• TO DO
Below are the records. Reproduce exactly the lines from the one containing "OCR this image." through the final line, and omit any pictures.

* START *

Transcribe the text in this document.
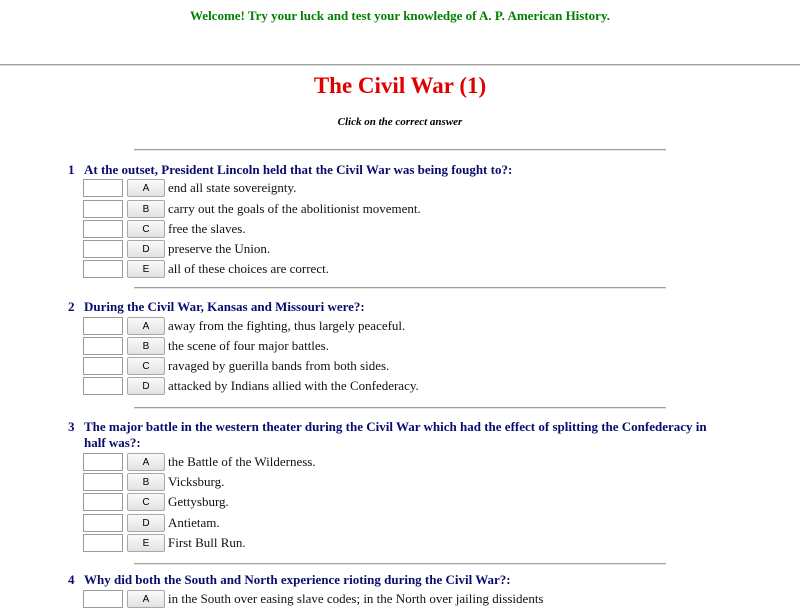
Welcome! Try your luck and test your knowledge of A. P. American History.
The Civil War (1)
Click on the correct answer
1 At the outset, President Lincoln held that the Civil War was being fought to?:
A	end all state sovereignty.
B	carry out the goals of the abolitionist movement.
C	free the slaves.
D	preserve the Union.
E	all of these choices are correct.
2 During the Civil War, Kansas and Missouri were?:
A	away from the fighting, thus largely peaceful.
B	the scene of four major battles.
C	ravaged by guerilla bands from both sides.
D	attacked by Indians allied with the Confederacy.
3 The major battle in the western theater during the Civil War which had the effect of splitting the Confederacy in half was?:
A	the Battle of the Wilderness.
B	Vicksburg.
C	Gettysburg.
D	Antietam.
E	First Bull Run.
4 Why did both the South and North experience rioting during the Civil War?:
A	in the South over easing slave codes; in the North over jailing dissidents
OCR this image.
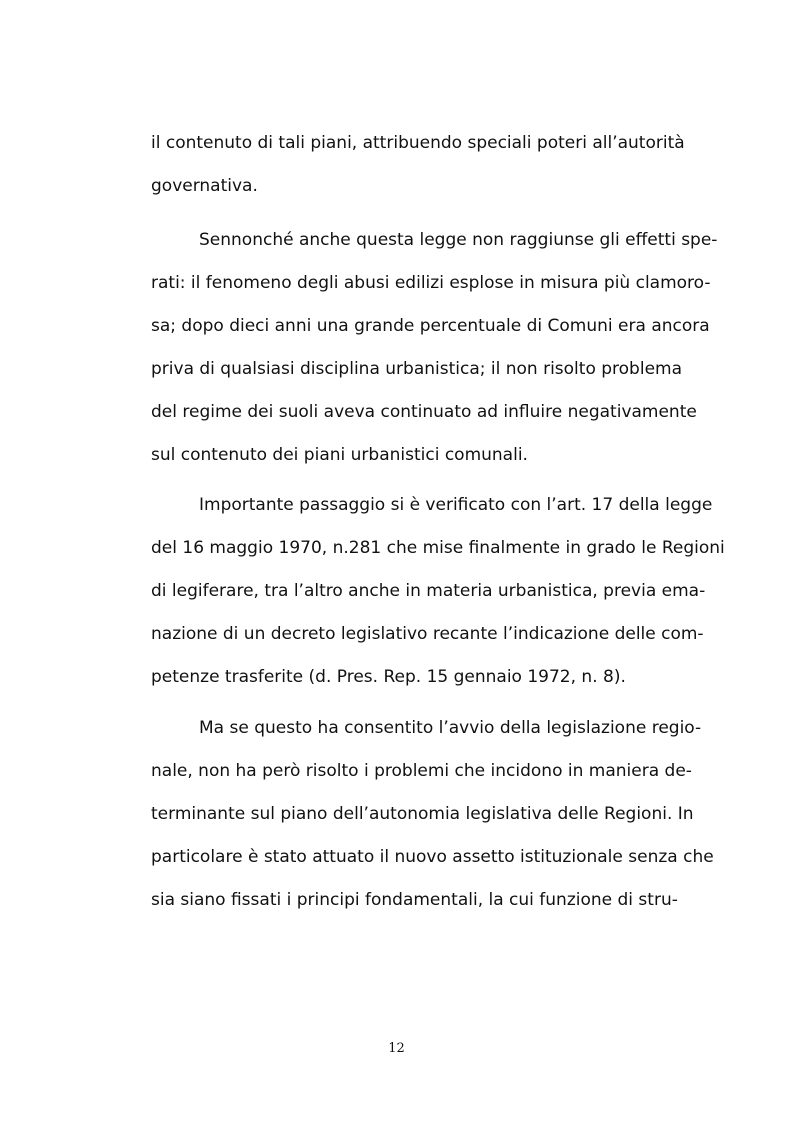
il contenuto di tali piani, attribuendo speciali poteri all’autorità
governativa.
Sennonché anche questa legge non raggiunse gli effetti spe-
rati: il fenomeno degli abusi edilizi esplose in misura più clamoro-
sa; dopo dieci anni una grande percentuale di Comuni era ancora
priva di qualsiasi disciplina urbanistica; il non risolto problema
del regime dei suoli aveva continuato ad influire negativamente
sul contenuto dei piani urbanistici comunali.
Importante passaggio si è verificato con l’art. 17 della legge
del 16 maggio 1970, n.281 che mise finalmente in grado le Regioni
di legiferare, tra l’altro anche in materia urbanistica, previa ema-
nazione di un decreto legislativo recante l’indicazione delle com-
petenze trasferite (d. Pres. Rep. 15 gennaio 1972, n. 8).
Ma se questo ha consentito l’avvio della legislazione regio-
nale, non ha però risolto i problemi che incidono in maniera de-
terminante sul piano dell’autonomia legislativa delle Regioni. In
particolare è stato attuato il nuovo assetto istituzionale senza che
sia siano fissati i principi fondamentali, la cui funzione di stru-
12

* END *

• THE RESPONSE
OCR this image.
il contenuto di tali piani, attribuendo speciali poteri all’autorità
governativa.
Sennonché anche questa legge non raggiunse gli effetti spe-
rati: il fenomeno degli abusi edilizi esplose in misura più clamoro-
sa; dopo dieci anni una grande percentuale di Comuni era ancora
priva di qualsiasi disciplina urbanistica; il non risolto problema
del regime dei suoli aveva continuato ad influire negativamente
sul contenuto dei piani urbanistici comunali.
Importante passaggio si è verificato con l’art. 17 della legge
del 16 maggio 1970, n.281 che mise finalmente in grado le Regioni
di legiferare, tra l’altro anche in materia urbanistica, previa ema-
nazione di un decreto legislativo recante l’indicazione delle com-
petenze trasferite (d. Pres. Rep. 15 gennaio 1972, n. 8).
Ma se questo ha consentito l’avvio della legislazione regio-
nale, non ha però risolto i problemi che incidono in maniera de-
terminante sul piano dell’autonomia legislativa delle Regioni. In
particolare è stato attuato il nuovo assetto istituzionale senza che
sia siano fissati i principi fondamentali, la cui funzione di stru-
12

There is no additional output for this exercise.